— Work to do —
Images are excluded; otherwise, output every record exactly.

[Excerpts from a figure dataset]
____________________

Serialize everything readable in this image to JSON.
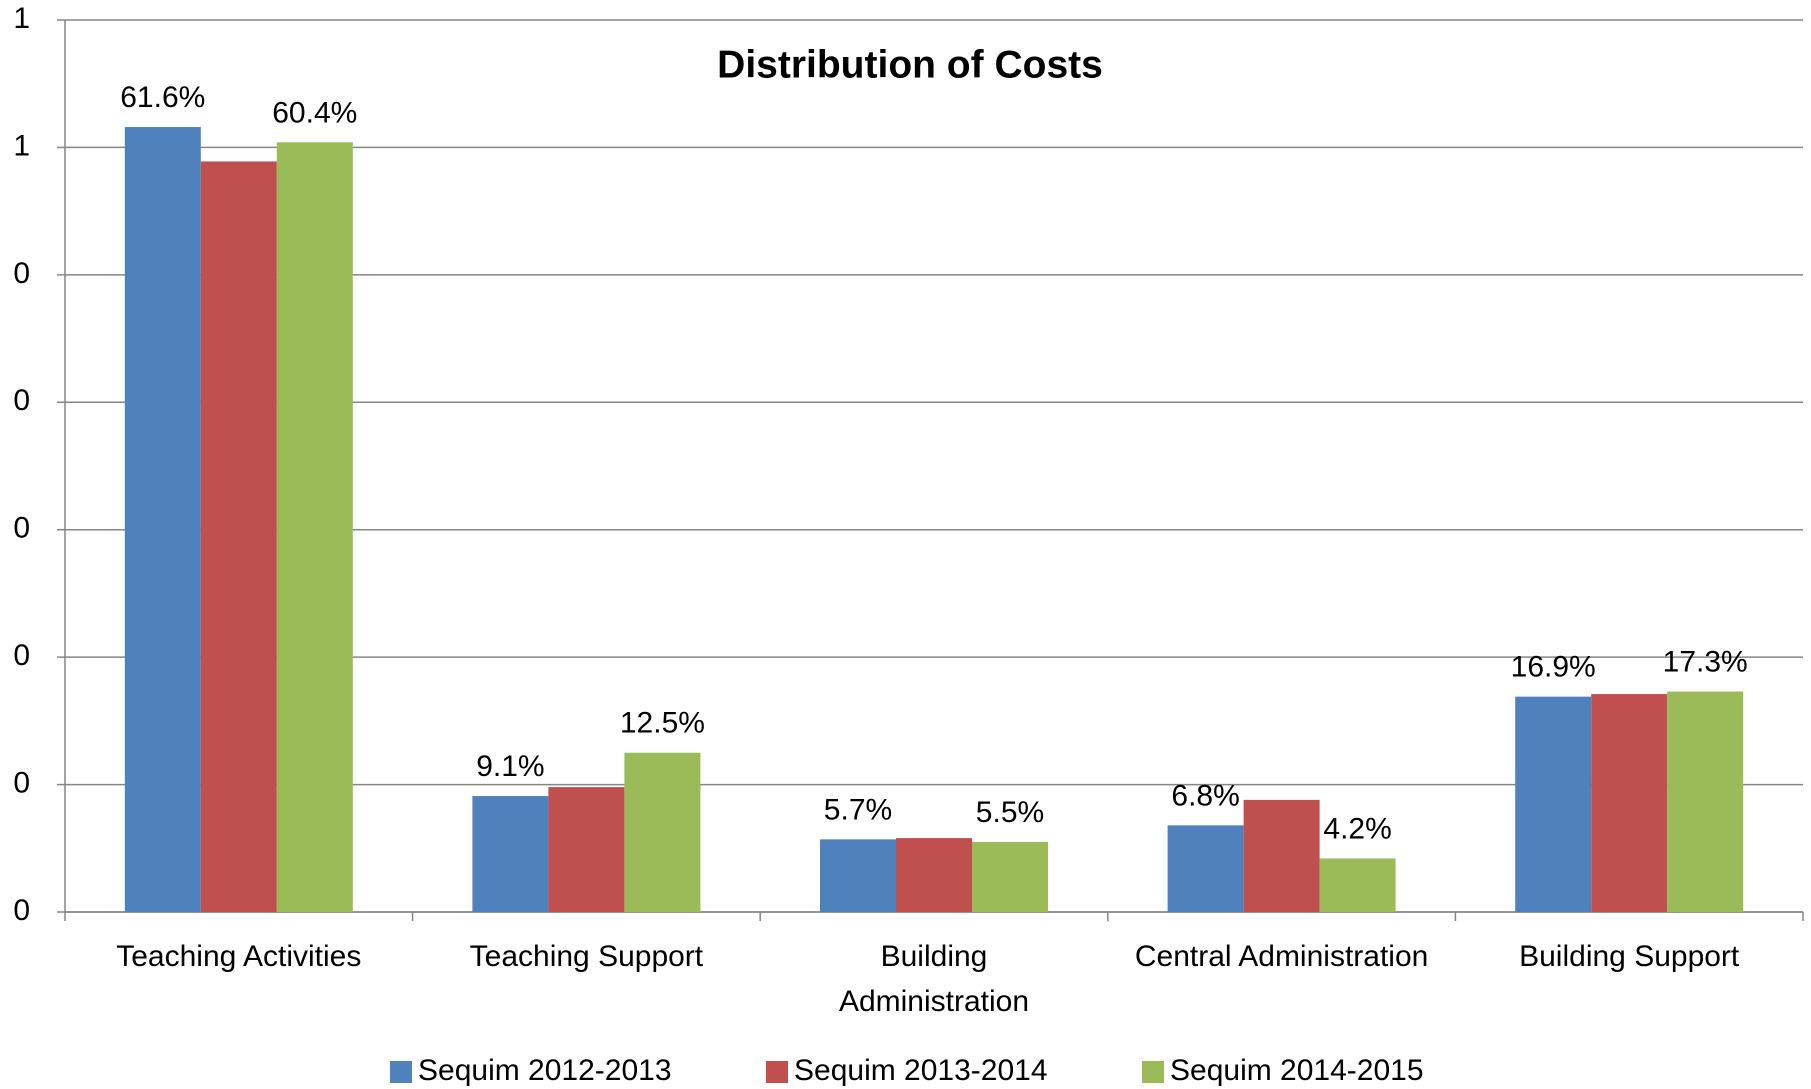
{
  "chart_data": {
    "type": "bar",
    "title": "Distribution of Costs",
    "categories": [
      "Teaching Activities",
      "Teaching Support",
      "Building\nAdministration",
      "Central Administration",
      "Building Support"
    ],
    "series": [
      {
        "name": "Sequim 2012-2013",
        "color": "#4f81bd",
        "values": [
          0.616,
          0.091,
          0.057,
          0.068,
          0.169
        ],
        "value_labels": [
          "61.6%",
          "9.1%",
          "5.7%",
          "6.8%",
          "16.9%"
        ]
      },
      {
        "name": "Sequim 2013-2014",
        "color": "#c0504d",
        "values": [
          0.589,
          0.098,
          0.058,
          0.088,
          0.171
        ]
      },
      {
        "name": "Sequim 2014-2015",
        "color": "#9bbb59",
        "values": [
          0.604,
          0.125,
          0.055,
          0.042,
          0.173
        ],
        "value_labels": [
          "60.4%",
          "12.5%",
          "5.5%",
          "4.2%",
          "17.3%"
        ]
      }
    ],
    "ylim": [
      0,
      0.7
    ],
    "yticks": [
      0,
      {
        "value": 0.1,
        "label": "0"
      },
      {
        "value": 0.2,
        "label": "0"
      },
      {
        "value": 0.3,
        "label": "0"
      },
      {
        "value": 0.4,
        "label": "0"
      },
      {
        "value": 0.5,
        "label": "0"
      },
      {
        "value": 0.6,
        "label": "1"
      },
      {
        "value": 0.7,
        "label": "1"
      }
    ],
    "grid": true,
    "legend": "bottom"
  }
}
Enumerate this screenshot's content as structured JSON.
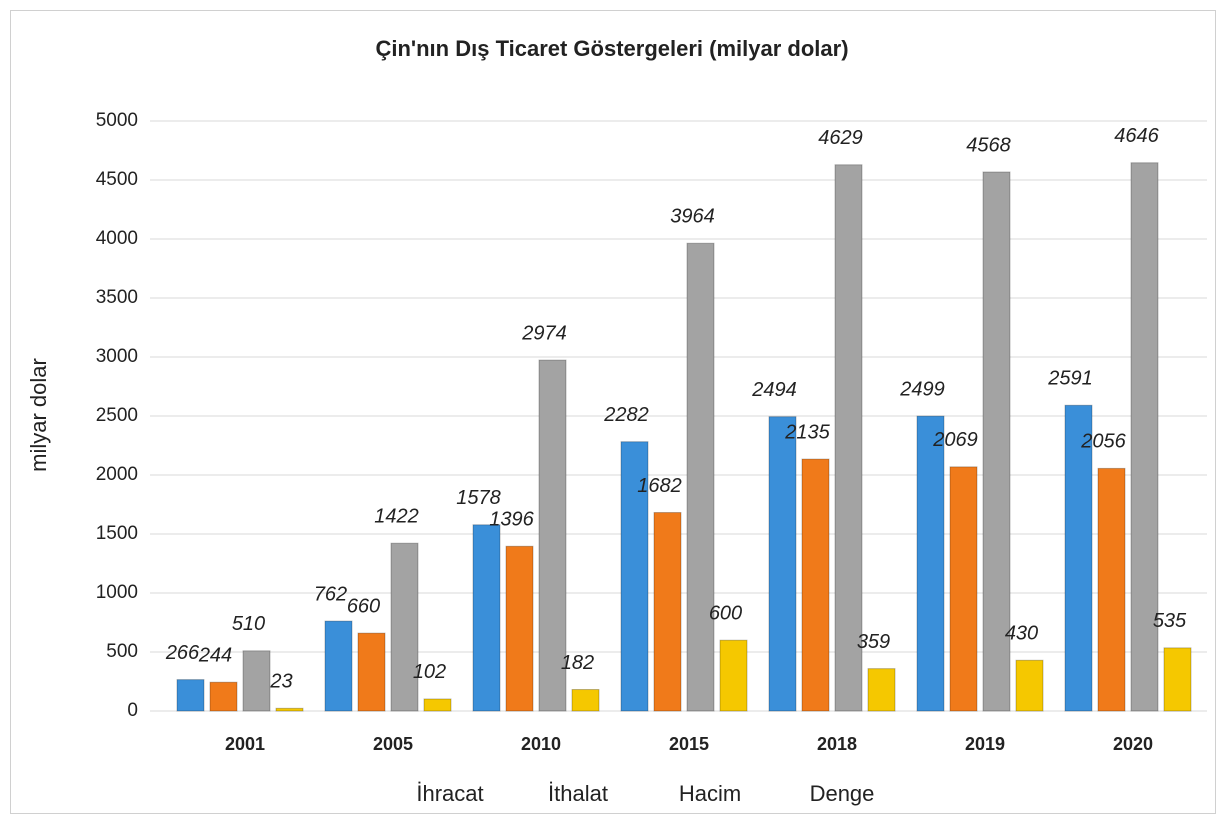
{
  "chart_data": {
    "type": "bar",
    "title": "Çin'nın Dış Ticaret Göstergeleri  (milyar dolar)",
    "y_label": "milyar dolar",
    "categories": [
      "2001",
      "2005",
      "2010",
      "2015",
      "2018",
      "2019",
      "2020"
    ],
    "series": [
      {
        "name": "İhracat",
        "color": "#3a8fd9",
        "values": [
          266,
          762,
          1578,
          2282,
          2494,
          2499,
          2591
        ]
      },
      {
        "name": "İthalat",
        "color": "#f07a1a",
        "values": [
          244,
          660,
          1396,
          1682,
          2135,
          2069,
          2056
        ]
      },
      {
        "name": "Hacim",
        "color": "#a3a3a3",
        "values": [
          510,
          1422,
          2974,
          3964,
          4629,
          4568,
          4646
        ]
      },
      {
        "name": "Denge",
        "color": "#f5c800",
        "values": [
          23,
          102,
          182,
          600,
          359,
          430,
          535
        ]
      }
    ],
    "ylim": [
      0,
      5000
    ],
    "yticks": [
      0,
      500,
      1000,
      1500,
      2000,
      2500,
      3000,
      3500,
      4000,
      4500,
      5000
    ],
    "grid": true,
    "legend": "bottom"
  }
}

____________________

— Answer —
Serialize everything readable in this image to JSON.
{
  "chart_data": {
    "type": "bar",
    "title": "Distribution of Costs",
    "categories": [
      "Teaching Activities",
      "Teaching Support",
      "Building\nAdministration",
      "Central Administration",
      "Building Support"
    ],
    "series": [
      {
        "name": "Sequim 2012-2013",
        "color": "#4f81bd",
        "values": [
          0.616,
          0.091,
          0.057,
          0.068,
          0.169
        ],
        "value_labels": [
          "61.6%",
          "9.1%",
          "5.7%",
          "6.8%",
          "16.9%"
        ]
      },
      {
        "name": "Sequim 2013-2014",
        "color": "#c0504d",
        "values": [
          0.589,
          0.098,
          0.058,
          0.088,
          0.171
        ]
      },
      {
        "name": "Sequim 2014-2015",
        "color": "#9bbb59",
        "values": [
          0.604,
          0.125,
          0.055,
          0.042,
          0.173
        ],
        "value_labels": [
          "60.4%",
          "12.5%",
          "5.5%",
          "4.2%",
          "17.3%"
        ]
      }
    ],
    "ylim": [
      0,
      0.7
    ],
    "yticks": [
      0,
      {
        "value": 0.1,
        "label": "0"
      },
      {
        "value": 0.2,
        "label": "0"
      },
      {
        "value": 0.3,
        "label": "0"
      },
      {
        "value": 0.4,
        "label": "0"
      },
      {
        "value": 0.5,
        "label": "0"
      },
      {
        "value": 0.6,
        "label": "1"
      },
      {
        "value": 0.7,
        "label": "1"
      }
    ],
    "grid": true,
    "legend": "bottom"
  }
}
Enumerate this screenshot's content as structured JSON.
{
  "chart_data": {
    "type": "bar",
    "title": "Çin'nın Dış Ticaret Göstergeleri  (milyar dolar)",
    "y_label": "milyar dolar",
    "categories": [
      "2001",
      "2005",
      "2010",
      "2015",
      "2018",
      "2019",
      "2020"
    ],
    "series": [
      {
        "name": "İhracat",
        "color": "#3a8fd9",
        "values": [
          266,
          762,
          1578,
          2282,
          2494,
          2499,
          2591
        ]
      },
      {
        "name": "İthalat",
        "color": "#f07a1a",
        "values": [
          244,
          660,
          1396,
          1682,
          2135,
          2069,
          2056
        ]
      },
      {
        "name": "Hacim",
        "color": "#a3a3a3",
        "values": [
          510,
          1422,
          2974,
          3964,
          4629,
          4568,
          4646
        ]
      },
      {
        "name": "Denge",
        "color": "#f5c800",
        "values": [
          23,
          102,
          182,
          600,
          359,
          430,
          535
        ]
      }
    ],
    "ylim": [
      0,
      5000
    ],
    "yticks": [
      0,
      500,
      1000,
      1500,
      2000,
      2500,
      3000,
      3500,
      4000,
      4500,
      5000
    ],
    "grid": true,
    "legend": "bottom"
  }
}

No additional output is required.